→ **Data rows**
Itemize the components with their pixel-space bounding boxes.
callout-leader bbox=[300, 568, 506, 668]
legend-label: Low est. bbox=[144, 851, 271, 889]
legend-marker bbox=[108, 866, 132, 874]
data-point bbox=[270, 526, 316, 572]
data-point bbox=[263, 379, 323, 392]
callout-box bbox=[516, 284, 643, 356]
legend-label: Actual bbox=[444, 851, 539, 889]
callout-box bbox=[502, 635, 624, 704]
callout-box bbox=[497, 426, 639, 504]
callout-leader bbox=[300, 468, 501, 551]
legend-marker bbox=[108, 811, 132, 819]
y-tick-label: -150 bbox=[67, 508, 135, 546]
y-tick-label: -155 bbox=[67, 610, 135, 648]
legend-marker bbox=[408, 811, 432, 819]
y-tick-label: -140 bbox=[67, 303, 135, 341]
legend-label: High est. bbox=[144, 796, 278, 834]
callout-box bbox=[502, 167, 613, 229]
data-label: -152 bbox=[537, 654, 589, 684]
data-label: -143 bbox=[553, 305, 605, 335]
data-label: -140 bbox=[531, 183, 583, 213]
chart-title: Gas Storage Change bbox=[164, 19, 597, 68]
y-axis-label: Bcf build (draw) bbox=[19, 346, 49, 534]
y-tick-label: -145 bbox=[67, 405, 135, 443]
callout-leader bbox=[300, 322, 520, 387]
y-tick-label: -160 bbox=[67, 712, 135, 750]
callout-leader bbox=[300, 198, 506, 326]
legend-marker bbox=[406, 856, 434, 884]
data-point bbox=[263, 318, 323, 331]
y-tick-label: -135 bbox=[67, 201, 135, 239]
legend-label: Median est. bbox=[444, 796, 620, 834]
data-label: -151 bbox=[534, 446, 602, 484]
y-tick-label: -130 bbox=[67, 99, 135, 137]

→ **Task to complete**
Reproduce the records above, swapping every "callout-box" for "annotation-box" and changing nothing else.

→ **Expected output**
Itemize the components with their pixel-space bounding boxes.
callout-leader bbox=[300, 568, 506, 668]
legend-label: Low est. bbox=[144, 851, 271, 889]
legend-marker bbox=[108, 866, 132, 874]
data-point bbox=[270, 526, 316, 572]
data-point bbox=[263, 379, 323, 392]
annotation-box bbox=[516, 284, 643, 356]
legend-label: Actual bbox=[444, 851, 539, 889]
annotation-box bbox=[502, 635, 624, 704]
annotation-box bbox=[497, 426, 639, 504]
callout-leader bbox=[300, 468, 501, 551]
legend-marker bbox=[108, 811, 132, 819]
y-tick-label: -150 bbox=[67, 508, 135, 546]
y-tick-label: -155 bbox=[67, 610, 135, 648]
legend-marker bbox=[408, 811, 432, 819]
y-tick-label: -140 bbox=[67, 303, 135, 341]
legend-label: High est. bbox=[144, 796, 278, 834]
annotation-box bbox=[502, 167, 613, 229]
data-label: -152 bbox=[537, 654, 589, 684]
data-label: -143 bbox=[553, 305, 605, 335]
data-label: -140 bbox=[531, 183, 583, 213]
chart-title: Gas Storage Change bbox=[164, 19, 597, 68]
y-axis-label: Bcf build (draw) bbox=[19, 346, 49, 534]
y-tick-label: -145 bbox=[67, 405, 135, 443]
callout-leader bbox=[300, 322, 520, 387]
y-tick-label: -160 bbox=[67, 712, 135, 750]
callout-leader bbox=[300, 198, 506, 326]
legend-marker bbox=[406, 856, 434, 884]
data-point bbox=[263, 318, 323, 331]
y-tick-label: -135 bbox=[67, 201, 135, 239]
legend-label: Median est. bbox=[444, 796, 620, 834]
data-label: -151 bbox=[534, 446, 602, 484]
y-tick-label: -130 bbox=[67, 99, 135, 137]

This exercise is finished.